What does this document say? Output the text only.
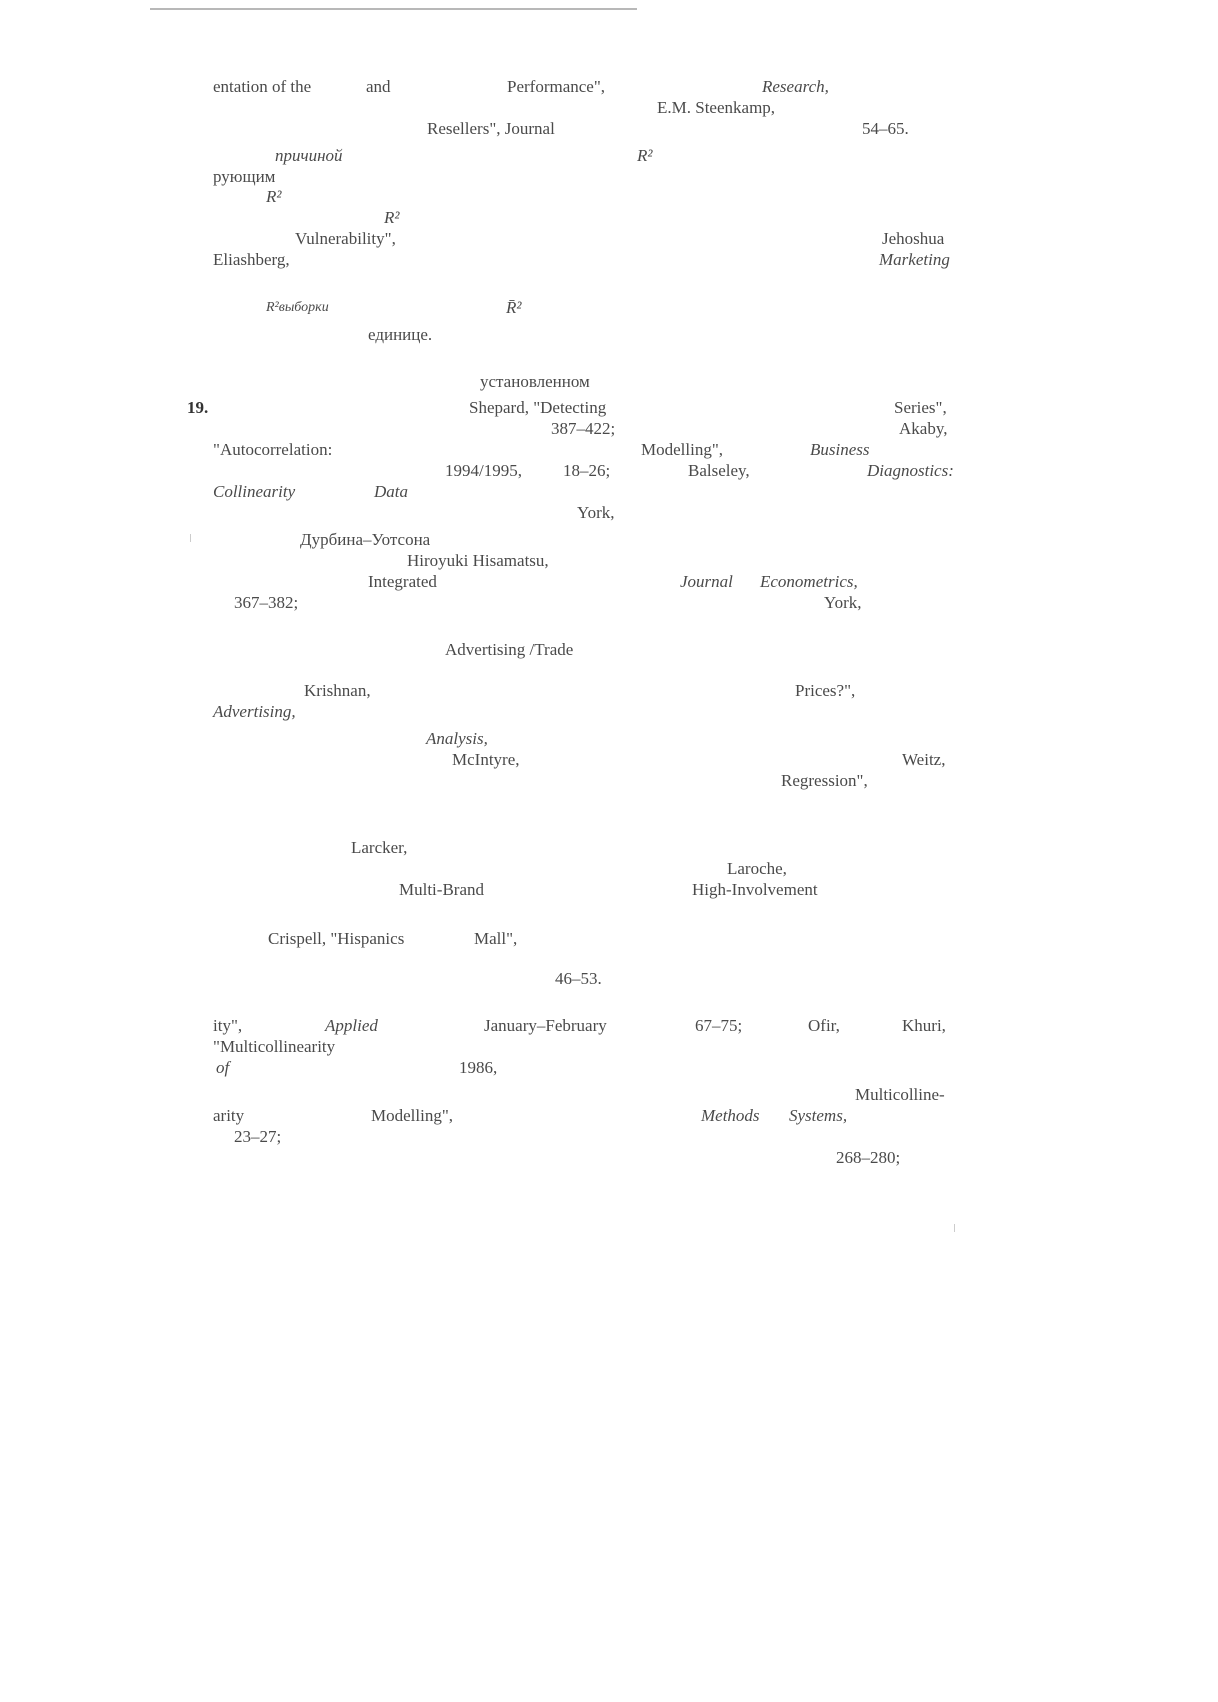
entation of the	and	Performance",	Research,
E.M. Steenkamp,
Resellers", Journal	54–65.
причиной	R²
рующим
R²
R²
Vulnerability",	Jehoshua
Eliashberg,	Marketing
R²выборки	R̄²
единице.
установленном
19.	Shepard, "Detecting	Series",
387–422;	Akaby,
"Autocorrelation:	Modelling",	Business
1994/1995, 18–26;	Balseley,	Diagnostics:
Collinearity	Data
York,
Дурбина–Уотсона
Hiroyuki Hisamatsu,
Integrated	Journal Econometrics,
367–382;	York,
Advertising /Trade
Krishnan,	Prices?",
Advertising,
Analysis,
McIntyre,	Weitz,
Regression",
Larcker,
Laroche,
Multi-Brand	High-Involvement
Crispell, "Hispanics	Mall",
46–53.
ity",	Applied	January–February	67–75;	Ofir,	Khuri,
"Multicollinearity
of	1986,
Multicolline-
arity	Modelling",	Methods Systems,
23–27;
268–280;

| WHAT IS NEEDED |
Leave the pictures out and write out every entry exactly as given.

| THE ANSWER |
What does this document say? Output the text only.
entation of the	and	Performance",	Research,
E.M. Steenkamp,
Resellers", Journal	54–65.
причиной	R²
рующим
R²
R²
Vulnerability",	Jehoshua
Eliashberg,	Marketing
R²выборки	R̄²
единице.
установленном
19.	Shepard, "Detecting	Series",
387–422;	Akaby,
"Autocorrelation:	Modelling",	Business
1994/1995, 18–26;	Balseley,	Diagnostics:
Collinearity	Data
York,
Дурбина–Уотсона
Hiroyuki Hisamatsu,
Integrated	Journal Econometrics,
367–382;	York,
Advertising /Trade
Krishnan,	Prices?",
Advertising,
Analysis,
McIntyre,	Weitz,
Regression",
Larcker,
Laroche,
Multi-Brand	High-Involvement
Crispell, "Hispanics	Mall",
46–53.
ity",	Applied	January–February	67–75;	Ofir,	Khuri,
"Multicollinearity
of	1986,
Multicolline-
arity	Modelling",	Methods Systems,
23–27;
268–280;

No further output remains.